Records follow. Pull out every line that contains "this".

---------- The data

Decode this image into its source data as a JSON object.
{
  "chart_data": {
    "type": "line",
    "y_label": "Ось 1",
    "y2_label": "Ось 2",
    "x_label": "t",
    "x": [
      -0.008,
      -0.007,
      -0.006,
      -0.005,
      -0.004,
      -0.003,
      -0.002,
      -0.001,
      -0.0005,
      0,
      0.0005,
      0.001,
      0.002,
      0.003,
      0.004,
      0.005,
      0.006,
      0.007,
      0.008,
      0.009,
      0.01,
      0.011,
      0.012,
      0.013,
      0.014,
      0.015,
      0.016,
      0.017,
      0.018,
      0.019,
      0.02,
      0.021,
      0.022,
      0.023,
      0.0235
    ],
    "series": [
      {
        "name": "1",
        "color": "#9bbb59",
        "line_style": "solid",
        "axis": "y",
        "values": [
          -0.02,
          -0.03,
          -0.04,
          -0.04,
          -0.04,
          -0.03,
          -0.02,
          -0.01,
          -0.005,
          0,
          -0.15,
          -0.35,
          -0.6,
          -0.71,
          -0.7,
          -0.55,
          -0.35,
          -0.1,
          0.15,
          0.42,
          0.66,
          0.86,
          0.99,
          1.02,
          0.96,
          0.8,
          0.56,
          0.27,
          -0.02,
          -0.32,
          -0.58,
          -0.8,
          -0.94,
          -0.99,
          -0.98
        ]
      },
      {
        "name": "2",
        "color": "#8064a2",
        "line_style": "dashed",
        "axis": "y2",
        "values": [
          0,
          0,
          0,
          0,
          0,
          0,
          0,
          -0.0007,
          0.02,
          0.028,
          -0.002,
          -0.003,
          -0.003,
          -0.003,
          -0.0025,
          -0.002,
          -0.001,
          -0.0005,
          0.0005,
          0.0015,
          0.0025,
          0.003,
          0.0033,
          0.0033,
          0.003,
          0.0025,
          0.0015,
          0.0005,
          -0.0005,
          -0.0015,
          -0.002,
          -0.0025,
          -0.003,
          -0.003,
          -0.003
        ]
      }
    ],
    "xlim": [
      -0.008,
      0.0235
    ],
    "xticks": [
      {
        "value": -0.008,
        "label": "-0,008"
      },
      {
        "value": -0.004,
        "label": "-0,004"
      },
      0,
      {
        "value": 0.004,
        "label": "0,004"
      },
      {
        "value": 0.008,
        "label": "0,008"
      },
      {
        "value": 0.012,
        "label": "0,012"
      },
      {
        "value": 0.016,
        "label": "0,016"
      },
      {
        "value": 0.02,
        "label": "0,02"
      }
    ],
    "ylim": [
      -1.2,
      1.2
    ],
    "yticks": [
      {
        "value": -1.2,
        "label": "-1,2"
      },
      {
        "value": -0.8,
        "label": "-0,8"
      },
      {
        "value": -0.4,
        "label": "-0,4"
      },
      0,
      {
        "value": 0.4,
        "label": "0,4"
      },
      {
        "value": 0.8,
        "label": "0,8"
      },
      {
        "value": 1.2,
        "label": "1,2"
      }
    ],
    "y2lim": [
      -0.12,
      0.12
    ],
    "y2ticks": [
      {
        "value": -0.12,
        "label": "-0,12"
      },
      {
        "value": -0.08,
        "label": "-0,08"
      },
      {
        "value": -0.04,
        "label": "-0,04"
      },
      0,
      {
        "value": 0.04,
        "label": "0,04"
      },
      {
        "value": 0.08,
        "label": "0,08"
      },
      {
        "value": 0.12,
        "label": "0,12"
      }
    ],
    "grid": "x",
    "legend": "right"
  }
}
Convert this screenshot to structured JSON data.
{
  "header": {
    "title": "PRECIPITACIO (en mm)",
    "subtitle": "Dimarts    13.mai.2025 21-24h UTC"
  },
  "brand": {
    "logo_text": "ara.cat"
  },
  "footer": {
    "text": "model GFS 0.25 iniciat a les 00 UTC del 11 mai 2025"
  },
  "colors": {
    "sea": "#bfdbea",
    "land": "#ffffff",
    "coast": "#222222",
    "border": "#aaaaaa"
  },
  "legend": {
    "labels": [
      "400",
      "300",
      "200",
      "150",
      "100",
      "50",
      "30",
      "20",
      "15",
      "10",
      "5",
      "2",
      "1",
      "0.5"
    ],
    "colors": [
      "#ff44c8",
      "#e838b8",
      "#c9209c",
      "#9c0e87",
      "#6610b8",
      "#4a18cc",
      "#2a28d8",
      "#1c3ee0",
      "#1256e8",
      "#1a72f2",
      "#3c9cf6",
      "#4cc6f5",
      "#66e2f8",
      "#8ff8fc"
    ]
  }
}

--------------------

## [Exercise response]
Decode this image into its source data as a JSON object.
Convert this screenshot to structured JSON data.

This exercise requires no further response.